■ Data excerpts
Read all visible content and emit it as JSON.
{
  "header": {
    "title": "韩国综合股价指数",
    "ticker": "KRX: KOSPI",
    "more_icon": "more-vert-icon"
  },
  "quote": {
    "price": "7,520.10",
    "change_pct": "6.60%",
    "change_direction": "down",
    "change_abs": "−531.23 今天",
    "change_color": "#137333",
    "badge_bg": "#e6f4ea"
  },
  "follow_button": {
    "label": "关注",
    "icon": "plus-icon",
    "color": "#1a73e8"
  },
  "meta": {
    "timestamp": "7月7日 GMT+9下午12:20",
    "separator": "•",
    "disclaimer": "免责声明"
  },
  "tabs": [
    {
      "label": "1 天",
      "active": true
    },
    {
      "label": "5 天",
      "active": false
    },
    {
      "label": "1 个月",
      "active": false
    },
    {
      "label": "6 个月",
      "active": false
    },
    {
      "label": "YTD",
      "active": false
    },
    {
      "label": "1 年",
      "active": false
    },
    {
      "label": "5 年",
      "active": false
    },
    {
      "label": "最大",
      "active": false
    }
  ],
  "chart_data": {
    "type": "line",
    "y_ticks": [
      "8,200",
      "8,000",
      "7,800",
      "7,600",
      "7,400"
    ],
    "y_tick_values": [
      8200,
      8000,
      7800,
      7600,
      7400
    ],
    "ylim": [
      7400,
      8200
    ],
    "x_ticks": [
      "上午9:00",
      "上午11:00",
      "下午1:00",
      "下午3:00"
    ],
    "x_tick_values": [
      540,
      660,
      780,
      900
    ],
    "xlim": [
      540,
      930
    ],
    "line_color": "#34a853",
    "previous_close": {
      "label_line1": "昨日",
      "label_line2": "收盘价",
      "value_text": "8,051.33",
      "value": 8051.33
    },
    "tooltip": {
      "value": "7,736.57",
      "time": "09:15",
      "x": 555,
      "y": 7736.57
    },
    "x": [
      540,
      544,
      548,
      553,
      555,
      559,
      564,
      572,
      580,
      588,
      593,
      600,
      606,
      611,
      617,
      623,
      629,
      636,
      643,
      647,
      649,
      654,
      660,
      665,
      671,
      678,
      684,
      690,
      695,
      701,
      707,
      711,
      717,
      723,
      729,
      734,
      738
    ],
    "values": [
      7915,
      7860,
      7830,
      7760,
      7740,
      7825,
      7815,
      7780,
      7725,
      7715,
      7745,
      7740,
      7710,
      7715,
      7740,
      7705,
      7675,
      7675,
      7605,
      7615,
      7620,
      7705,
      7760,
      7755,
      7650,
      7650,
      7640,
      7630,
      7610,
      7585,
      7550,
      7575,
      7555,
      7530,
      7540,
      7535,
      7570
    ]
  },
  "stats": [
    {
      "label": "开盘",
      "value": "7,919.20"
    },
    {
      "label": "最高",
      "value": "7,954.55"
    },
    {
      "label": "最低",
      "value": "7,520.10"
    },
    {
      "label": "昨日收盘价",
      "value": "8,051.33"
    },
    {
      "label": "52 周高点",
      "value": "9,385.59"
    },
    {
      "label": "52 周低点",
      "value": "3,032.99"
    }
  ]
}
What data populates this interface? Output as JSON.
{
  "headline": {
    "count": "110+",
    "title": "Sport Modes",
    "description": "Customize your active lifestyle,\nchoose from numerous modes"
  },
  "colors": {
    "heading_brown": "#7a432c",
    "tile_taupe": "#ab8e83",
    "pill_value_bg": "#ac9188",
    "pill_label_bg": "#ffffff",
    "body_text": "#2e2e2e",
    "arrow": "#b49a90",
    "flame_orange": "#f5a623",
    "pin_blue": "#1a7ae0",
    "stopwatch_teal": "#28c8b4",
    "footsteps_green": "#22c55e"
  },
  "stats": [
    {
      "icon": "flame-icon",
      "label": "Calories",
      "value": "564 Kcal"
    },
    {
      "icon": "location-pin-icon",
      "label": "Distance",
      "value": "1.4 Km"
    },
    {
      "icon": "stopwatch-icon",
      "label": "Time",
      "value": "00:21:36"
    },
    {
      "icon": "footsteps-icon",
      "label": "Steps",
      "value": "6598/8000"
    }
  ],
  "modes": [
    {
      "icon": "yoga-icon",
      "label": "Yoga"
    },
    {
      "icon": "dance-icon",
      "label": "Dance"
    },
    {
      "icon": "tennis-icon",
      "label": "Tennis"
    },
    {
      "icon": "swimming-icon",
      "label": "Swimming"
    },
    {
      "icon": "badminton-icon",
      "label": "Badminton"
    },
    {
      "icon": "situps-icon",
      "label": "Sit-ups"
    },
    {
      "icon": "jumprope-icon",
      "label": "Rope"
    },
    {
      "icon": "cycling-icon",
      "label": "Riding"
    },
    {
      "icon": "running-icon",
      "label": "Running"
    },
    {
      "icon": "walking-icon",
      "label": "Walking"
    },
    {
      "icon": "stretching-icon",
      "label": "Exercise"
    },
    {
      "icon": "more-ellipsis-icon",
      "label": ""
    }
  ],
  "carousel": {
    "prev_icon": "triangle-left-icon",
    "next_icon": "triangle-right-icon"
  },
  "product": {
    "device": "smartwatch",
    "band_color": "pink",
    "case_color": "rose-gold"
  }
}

■ Written problem
Search the records for the word "JSON", then list every line that has it.

■ Exercise solution
Read all visible content and emit it as JSON.
What data populates this interface? Output as JSON.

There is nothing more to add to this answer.